Count the lines in the records below that contain the word "menyerang", and give only that number.

Data for analysis:
******

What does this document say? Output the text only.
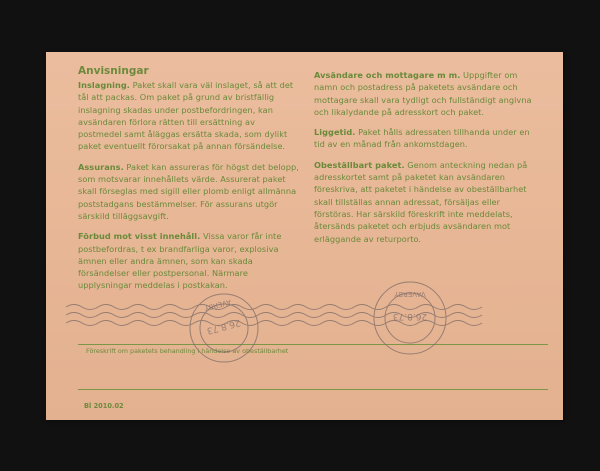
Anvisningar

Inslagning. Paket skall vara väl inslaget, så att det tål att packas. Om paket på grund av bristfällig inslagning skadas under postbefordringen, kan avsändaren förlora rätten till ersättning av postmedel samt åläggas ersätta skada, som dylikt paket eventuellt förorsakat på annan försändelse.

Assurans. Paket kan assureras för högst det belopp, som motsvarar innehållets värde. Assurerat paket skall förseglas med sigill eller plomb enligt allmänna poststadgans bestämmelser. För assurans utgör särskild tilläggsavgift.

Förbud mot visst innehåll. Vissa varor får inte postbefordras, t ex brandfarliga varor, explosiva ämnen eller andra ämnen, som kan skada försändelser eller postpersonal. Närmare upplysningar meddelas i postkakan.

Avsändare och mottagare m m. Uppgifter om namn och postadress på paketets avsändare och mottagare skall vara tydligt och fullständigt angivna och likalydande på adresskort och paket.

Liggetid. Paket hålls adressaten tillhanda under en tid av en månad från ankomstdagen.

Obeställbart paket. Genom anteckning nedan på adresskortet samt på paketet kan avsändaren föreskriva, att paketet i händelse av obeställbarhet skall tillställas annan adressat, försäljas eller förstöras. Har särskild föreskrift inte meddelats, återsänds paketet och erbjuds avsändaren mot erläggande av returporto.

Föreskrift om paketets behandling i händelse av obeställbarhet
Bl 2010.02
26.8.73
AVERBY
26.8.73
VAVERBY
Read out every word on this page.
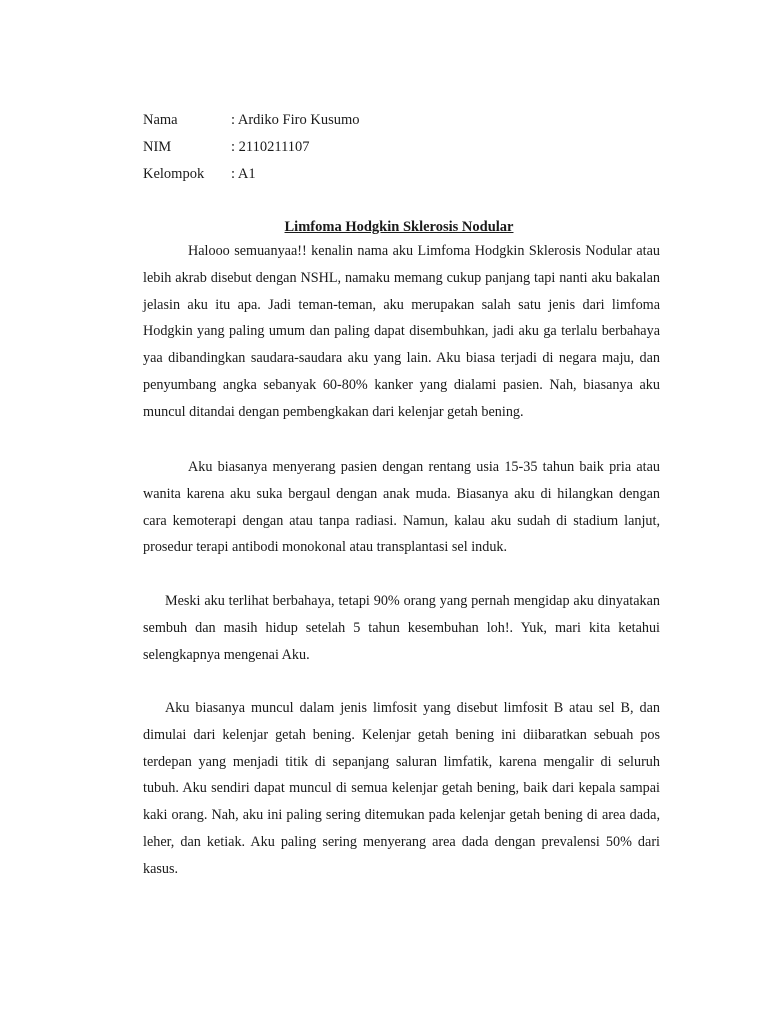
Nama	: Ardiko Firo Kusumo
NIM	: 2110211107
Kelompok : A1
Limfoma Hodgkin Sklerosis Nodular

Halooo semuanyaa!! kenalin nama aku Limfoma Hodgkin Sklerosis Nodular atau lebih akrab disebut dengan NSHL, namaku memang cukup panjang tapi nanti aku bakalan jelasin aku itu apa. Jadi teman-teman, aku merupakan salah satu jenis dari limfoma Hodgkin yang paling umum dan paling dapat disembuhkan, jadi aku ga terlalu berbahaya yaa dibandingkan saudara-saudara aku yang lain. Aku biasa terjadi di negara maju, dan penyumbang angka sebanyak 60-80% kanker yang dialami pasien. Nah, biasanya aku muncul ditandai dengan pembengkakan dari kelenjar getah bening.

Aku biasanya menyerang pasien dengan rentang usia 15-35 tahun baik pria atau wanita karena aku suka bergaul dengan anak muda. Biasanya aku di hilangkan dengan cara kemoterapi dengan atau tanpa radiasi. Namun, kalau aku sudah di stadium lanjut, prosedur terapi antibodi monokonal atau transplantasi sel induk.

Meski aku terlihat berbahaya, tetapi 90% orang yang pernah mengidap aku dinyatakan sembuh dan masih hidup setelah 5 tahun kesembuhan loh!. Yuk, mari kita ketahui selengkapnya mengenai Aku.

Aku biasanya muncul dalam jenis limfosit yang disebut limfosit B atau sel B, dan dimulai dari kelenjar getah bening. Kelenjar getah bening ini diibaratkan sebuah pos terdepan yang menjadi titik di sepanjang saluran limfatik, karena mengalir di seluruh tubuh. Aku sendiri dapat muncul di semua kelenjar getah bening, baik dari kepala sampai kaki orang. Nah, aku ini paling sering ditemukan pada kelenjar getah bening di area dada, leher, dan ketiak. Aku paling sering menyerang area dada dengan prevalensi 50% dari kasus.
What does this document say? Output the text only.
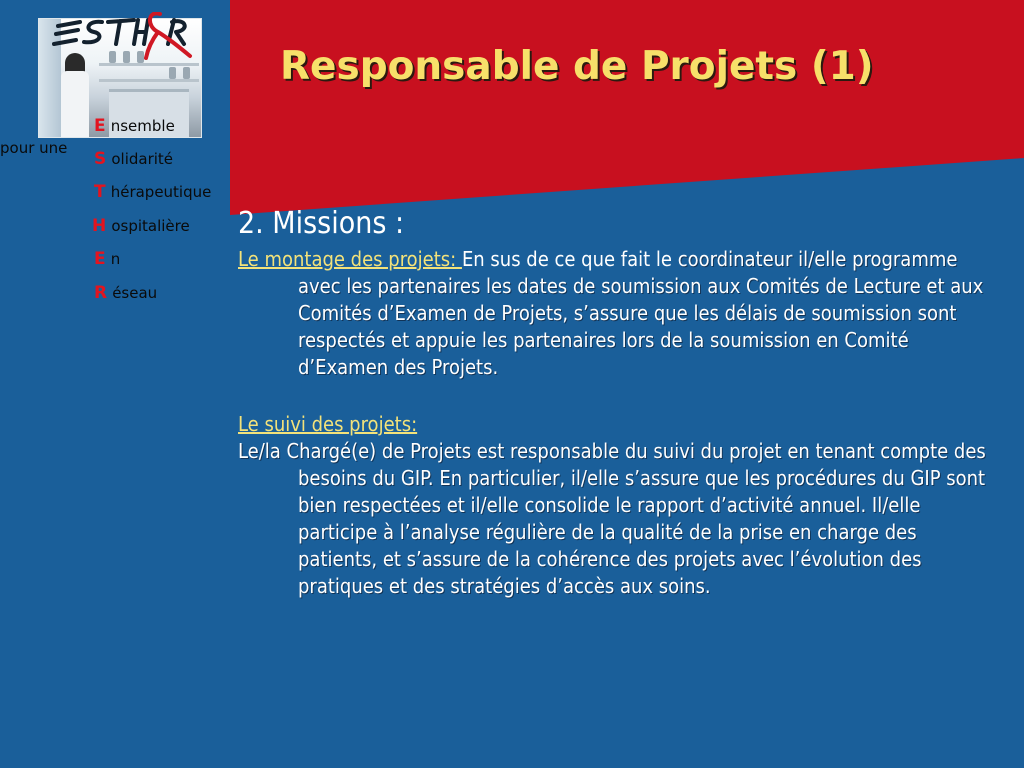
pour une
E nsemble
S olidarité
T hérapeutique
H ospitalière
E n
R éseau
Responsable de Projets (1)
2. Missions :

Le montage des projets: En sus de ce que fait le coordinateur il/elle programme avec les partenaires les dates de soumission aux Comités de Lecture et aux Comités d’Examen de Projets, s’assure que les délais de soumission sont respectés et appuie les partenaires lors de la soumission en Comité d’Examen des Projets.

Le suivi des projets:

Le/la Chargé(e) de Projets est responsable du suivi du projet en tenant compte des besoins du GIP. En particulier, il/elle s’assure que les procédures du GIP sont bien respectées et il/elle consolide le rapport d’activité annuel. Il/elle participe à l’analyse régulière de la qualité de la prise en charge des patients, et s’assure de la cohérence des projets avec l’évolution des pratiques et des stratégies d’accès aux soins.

******

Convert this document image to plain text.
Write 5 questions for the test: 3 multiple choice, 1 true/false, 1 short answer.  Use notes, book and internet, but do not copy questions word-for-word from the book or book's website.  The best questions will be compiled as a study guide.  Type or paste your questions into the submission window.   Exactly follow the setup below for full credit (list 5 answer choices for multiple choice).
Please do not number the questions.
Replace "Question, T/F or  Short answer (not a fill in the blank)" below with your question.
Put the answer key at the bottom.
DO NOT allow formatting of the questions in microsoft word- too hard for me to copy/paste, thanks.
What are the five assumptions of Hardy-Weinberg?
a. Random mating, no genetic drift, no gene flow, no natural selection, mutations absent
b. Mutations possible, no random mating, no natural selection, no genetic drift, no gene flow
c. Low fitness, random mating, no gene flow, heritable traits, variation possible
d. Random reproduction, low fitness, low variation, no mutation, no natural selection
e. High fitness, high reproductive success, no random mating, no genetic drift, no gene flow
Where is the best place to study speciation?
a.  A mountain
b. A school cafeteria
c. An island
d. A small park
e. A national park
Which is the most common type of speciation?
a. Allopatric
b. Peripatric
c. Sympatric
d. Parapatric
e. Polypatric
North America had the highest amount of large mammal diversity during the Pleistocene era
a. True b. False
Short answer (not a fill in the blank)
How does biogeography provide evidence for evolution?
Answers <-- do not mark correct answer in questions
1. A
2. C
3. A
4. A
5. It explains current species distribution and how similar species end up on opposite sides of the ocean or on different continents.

******

Solution: 2